__TEXTO DO EXERCÍCIO__.

O Globo
O que a gente pensa e deseja passa a ser a
chave do juízo que faremos, na política e nas atividades sociais, de nós mesmos
e dos outros
Está certo. Os caminhoneiros devem estar
precisando mais do que os produtores de cultura. O Banco do Brasil reservou 8
bilhões de reais para suas necessidades, enquanto o presidente vetava o
projeto, já aprovado no Congresso, que destinava metade desse valor aos
produtores de cultura através da Lei Paulo Gustavo. Fausto Ribeiro, presidente
do BB, anunciou que o banco e o governo estão “de braços abertos para todos os
caminhoneiros”.
Numa democracia de verdade, um líder é
sempre escolhido pela população para comandar a nação, atendendo às
necessidades de todos os seus filhos, sem discriminação. Uma vez eleito, ele
deve se tornar de todos, sem partido ou grupo social. Esse cara, num regime como
o nosso, é o presidente da República. Ou seja, o capitão Bolsonaro.

__ENTRADAS DE DADOS__.

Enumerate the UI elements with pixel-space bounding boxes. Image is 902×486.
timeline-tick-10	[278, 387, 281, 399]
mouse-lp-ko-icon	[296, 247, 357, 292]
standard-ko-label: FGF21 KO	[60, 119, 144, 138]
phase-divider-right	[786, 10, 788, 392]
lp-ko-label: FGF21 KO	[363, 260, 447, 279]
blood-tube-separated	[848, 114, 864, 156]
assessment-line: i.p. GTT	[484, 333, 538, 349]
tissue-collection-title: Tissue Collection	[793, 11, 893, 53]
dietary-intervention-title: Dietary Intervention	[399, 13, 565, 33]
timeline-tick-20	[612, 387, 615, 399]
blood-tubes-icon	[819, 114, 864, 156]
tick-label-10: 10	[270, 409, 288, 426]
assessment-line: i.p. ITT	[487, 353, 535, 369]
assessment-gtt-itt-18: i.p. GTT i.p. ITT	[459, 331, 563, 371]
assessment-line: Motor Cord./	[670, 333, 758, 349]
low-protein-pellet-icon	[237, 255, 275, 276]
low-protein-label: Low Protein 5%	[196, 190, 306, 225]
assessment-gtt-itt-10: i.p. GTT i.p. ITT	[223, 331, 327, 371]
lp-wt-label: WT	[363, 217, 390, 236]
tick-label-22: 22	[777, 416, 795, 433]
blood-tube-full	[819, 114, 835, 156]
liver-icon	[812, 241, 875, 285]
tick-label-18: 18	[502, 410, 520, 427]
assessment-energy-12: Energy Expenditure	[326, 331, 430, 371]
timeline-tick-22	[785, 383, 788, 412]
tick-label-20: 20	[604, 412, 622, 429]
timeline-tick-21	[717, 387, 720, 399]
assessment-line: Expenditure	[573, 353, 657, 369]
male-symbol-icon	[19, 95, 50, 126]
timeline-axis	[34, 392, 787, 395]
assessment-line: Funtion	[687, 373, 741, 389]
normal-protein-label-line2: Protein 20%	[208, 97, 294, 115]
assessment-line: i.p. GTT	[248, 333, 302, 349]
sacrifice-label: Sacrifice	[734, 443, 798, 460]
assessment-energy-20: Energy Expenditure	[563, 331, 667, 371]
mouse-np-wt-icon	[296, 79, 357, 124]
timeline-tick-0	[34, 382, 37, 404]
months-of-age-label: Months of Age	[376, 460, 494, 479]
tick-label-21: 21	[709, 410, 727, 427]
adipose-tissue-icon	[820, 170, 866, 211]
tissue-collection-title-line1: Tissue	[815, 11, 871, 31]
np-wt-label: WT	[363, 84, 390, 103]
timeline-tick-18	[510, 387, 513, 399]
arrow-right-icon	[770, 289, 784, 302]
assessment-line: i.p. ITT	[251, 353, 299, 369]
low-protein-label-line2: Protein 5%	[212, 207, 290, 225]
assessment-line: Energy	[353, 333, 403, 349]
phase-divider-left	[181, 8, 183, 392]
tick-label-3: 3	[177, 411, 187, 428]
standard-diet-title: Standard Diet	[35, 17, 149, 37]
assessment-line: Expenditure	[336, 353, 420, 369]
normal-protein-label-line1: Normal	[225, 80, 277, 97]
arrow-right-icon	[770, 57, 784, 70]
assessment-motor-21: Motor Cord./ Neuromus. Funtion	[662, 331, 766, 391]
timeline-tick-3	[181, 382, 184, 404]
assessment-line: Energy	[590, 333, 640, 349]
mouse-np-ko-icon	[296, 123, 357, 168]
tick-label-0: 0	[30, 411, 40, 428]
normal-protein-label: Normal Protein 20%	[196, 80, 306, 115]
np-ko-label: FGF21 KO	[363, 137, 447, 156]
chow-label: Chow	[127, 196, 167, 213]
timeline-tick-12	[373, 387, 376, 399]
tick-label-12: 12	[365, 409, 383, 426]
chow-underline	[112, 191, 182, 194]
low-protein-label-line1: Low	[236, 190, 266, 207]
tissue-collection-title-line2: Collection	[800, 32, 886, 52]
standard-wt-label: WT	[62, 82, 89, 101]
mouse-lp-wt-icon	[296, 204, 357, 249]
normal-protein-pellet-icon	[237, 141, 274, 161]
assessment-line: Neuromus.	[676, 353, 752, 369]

__ENUNCIADO__.
Repita integralmente o texto sobre o veto à Lei Paulo Gustavo, sem alterar nenhuma palavra.

__RESPOSTA À TAREFA__.
O Globo
O que a gente pensa e deseja passa a ser a
chave do juízo que faremos, na política e nas atividades sociais, de nós mesmos
e dos outros
Está certo. Os caminhoneiros devem estar
precisando mais do que os produtores de cultura. O Banco do Brasil reservou 8
bilhões de reais para suas necessidades, enquanto o presidente vetava o
projeto, já aprovado no Congresso, que destinava metade desse valor aos
produtores de cultura através da Lei Paulo Gustavo. Fausto Ribeiro, presidente
do BB, anunciou que o banco e o governo estão “de braços abertos para todos os
caminhoneiros”.
Numa democracia de verdade, um líder é
sempre escolhido pela população para comandar a nação, atendendo às
necessidades de todos os seus filhos, sem discriminação. Uma vez eleito, ele
deve se tornar de todos, sem partido ou grupo social. Esse cara, num regime como
o nosso, é o presidente da República. Ou seja, o capitão Bolsonaro.